## begin THE INPUT
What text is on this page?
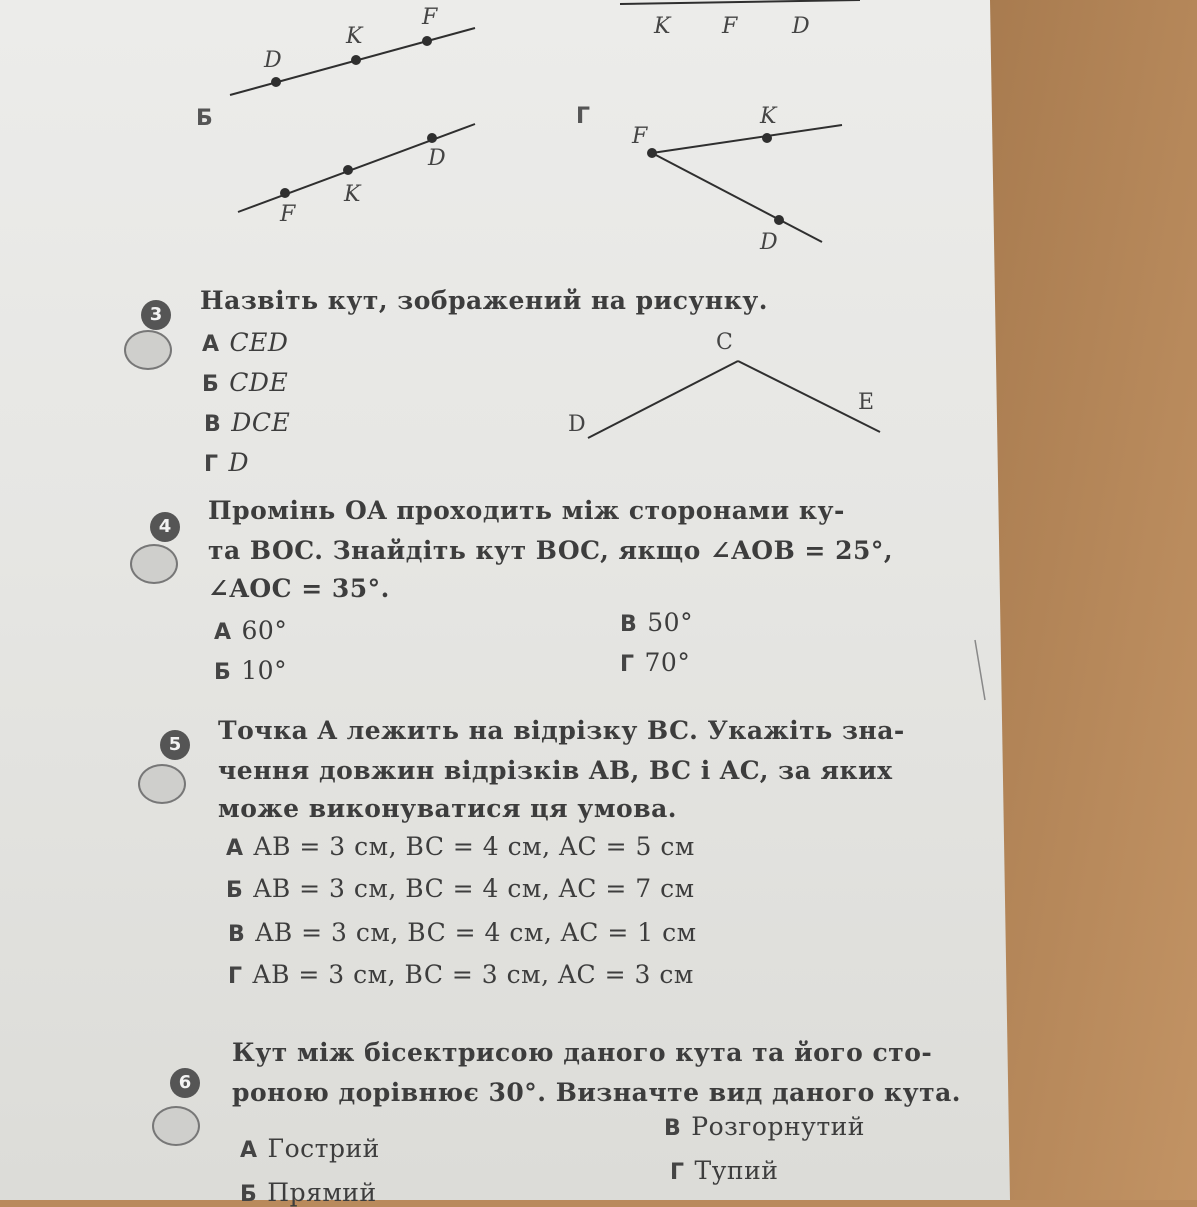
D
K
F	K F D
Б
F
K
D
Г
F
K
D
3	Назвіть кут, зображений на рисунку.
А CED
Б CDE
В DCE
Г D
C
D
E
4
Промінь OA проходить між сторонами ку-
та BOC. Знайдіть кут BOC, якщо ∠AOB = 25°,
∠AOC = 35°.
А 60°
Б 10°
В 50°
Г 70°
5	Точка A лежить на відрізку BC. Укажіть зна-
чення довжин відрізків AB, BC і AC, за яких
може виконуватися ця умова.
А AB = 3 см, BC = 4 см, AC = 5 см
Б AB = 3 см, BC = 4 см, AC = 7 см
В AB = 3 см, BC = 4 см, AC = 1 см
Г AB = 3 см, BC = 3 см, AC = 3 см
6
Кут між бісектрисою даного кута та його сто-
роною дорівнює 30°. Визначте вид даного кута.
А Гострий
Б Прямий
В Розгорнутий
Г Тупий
## end THE INPUT
→ **WORK INSTRUCTIONS**
Copy each line of the records that contains the word "даного".

→ **CORRECT OUTPUT**
Кут між бісектрисою даного кута та його сто-
роною дорівнює 30°. Визначте вид даного кута.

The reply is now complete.